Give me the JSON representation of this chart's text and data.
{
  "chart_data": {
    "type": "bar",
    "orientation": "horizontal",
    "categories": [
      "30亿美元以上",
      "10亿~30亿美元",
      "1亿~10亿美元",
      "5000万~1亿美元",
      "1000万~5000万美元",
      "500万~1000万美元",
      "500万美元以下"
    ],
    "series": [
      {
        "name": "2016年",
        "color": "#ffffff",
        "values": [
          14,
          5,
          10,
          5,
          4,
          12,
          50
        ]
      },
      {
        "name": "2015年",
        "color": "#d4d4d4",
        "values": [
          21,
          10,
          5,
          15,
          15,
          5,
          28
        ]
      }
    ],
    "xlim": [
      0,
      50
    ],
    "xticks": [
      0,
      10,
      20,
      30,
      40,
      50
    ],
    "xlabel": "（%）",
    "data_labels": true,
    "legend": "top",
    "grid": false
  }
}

□ □ □ □ □

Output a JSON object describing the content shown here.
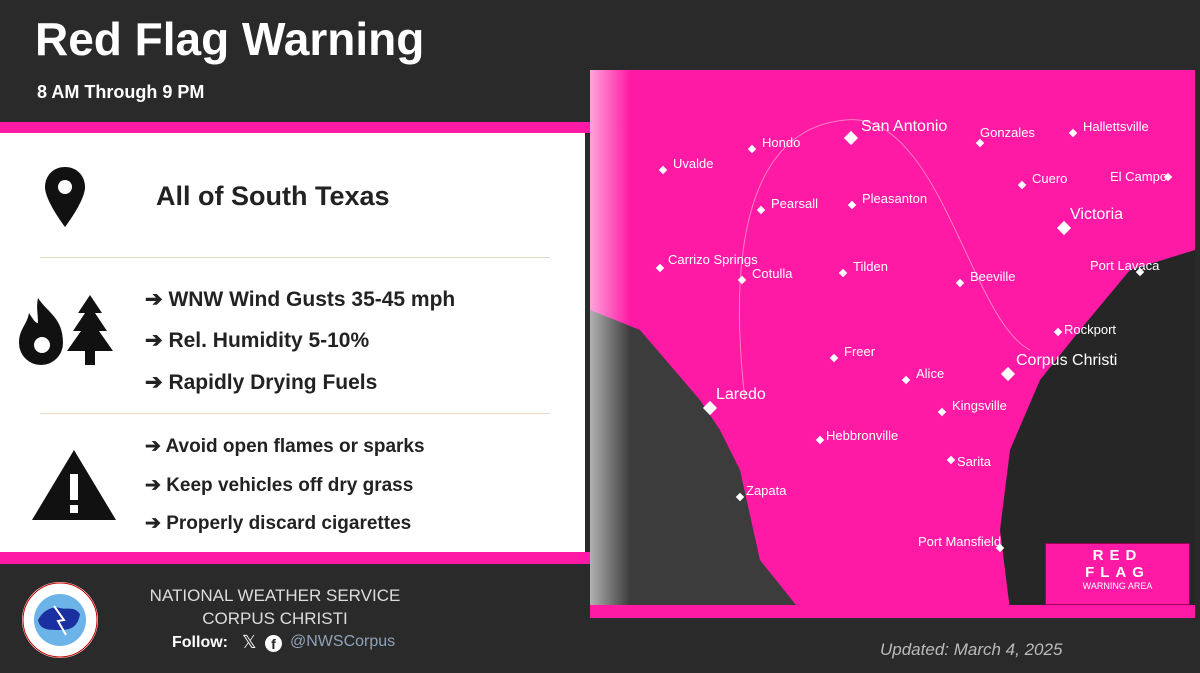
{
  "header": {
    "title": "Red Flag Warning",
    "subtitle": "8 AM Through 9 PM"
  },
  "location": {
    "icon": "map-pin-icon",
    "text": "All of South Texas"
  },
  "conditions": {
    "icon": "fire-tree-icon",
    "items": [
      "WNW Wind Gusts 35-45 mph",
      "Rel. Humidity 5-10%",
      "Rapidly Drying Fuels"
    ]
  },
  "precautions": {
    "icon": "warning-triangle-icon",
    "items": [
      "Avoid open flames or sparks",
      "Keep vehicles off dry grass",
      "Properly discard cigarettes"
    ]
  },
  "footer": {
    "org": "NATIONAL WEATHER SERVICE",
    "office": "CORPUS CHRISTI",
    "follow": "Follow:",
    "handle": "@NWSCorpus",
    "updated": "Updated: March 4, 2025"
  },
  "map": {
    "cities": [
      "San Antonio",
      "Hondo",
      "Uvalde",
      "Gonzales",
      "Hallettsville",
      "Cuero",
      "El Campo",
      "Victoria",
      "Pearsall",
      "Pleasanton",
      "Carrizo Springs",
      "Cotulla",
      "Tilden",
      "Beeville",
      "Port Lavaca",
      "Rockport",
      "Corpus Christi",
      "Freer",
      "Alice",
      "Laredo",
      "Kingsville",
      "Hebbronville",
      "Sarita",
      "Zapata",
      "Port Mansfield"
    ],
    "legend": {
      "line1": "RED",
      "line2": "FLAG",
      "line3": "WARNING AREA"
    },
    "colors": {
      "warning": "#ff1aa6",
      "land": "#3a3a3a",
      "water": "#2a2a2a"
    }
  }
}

□ □ □ □ □

▶ [Task]: Find and copy each line above that includes the string "text".

▶ [The solution]:
Give me the JSON representation of this chart's text and data.
    "text": "All of South Texas"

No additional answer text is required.